-- BEGIN --

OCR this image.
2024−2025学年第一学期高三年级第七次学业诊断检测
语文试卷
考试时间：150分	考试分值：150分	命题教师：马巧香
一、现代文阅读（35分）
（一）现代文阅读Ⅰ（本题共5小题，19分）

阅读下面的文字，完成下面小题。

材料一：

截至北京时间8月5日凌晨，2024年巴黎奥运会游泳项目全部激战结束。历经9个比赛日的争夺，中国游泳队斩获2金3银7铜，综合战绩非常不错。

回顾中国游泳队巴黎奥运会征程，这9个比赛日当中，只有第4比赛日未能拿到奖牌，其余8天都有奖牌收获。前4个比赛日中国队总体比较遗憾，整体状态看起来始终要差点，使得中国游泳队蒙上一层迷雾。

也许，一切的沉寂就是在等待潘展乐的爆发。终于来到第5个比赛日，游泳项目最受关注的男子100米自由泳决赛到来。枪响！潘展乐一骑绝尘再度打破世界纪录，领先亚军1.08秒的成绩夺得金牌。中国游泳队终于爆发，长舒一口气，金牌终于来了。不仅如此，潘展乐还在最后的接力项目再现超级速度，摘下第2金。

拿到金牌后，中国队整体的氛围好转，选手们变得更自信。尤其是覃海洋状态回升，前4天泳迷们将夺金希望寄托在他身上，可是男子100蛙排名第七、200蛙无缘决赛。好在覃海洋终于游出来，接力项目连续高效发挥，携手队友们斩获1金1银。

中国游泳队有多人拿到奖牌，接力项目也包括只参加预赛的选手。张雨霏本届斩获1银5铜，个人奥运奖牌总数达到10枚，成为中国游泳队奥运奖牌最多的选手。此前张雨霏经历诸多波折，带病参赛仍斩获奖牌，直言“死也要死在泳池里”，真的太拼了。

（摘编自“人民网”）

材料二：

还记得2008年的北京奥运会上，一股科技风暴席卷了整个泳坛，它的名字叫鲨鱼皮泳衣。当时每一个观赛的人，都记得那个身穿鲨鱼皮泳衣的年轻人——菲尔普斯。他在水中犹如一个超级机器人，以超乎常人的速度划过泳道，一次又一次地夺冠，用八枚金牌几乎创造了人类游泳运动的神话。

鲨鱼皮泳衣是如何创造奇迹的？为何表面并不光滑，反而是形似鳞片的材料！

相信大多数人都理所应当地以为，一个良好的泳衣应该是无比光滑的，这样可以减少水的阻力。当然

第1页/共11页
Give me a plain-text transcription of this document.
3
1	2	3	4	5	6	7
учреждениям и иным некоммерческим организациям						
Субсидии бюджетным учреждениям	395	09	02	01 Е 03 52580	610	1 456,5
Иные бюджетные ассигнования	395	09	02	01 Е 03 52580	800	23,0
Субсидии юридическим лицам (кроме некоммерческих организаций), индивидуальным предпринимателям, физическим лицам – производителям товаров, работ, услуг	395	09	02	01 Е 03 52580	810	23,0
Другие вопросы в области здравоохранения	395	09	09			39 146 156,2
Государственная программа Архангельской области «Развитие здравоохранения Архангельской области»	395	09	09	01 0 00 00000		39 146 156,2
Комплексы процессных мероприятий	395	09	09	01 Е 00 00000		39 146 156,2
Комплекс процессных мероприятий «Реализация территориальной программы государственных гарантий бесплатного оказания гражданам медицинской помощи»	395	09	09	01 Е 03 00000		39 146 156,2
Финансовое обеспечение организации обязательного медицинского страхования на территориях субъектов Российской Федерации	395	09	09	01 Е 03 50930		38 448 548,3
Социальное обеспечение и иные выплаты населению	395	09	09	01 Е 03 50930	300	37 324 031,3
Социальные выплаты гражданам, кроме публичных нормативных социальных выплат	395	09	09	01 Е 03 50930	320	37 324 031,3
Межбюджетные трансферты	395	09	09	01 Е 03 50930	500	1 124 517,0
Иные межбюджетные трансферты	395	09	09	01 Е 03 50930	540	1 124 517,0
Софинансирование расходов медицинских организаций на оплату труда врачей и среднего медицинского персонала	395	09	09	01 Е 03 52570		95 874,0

-- END --

# Written problem
Give back exactly the lines that run from the line with "Give me a plain-text" through the close of the material, counting both ends, and nothing more.

# Output of the exercise
Give me a plain-text transcription of this document.
3
1	2	3	4	5	6	7
учреждениям и иным некоммерческим организациям						
Субсидии бюджетным учреждениям	395	09	02	01 Е 03 52580	610	1 456,5
Иные бюджетные ассигнования	395	09	02	01 Е 03 52580	800	23,0
Субсидии юридическим лицам (кроме некоммерческих организаций), индивидуальным предпринимателям, физическим лицам – производителям товаров, работ, услуг	395	09	02	01 Е 03 52580	810	23,0
Другие вопросы в области здравоохранения	395	09	09			39 146 156,2
Государственная программа Архангельской области «Развитие здравоохранения Архангельской области»	395	09	09	01 0 00 00000		39 146 156,2
Комплексы процессных мероприятий	395	09	09	01 Е 00 00000		39 146 156,2
Комплекс процессных мероприятий «Реализация территориальной программы государственных гарантий бесплатного оказания гражданам медицинской помощи»	395	09	09	01 Е 03 00000		39 146 156,2
Финансовое обеспечение организации обязательного медицинского страхования на территориях субъектов Российской Федерации	395	09	09	01 Е 03 50930		38 448 548,3
Социальное обеспечение и иные выплаты населению	395	09	09	01 Е 03 50930	300	37 324 031,3
Социальные выплаты гражданам, кроме публичных нормативных социальных выплат	395	09	09	01 Е 03 50930	320	37 324 031,3
Межбюджетные трансферты	395	09	09	01 Е 03 50930	500	1 124 517,0
Иные межбюджетные трансферты	395	09	09	01 Е 03 50930	540	1 124 517,0
Софинансирование расходов медицинских организаций на оплату труда врачей и среднего медицинского персонала	395	09	09	01 Е 03 52570		95 874,0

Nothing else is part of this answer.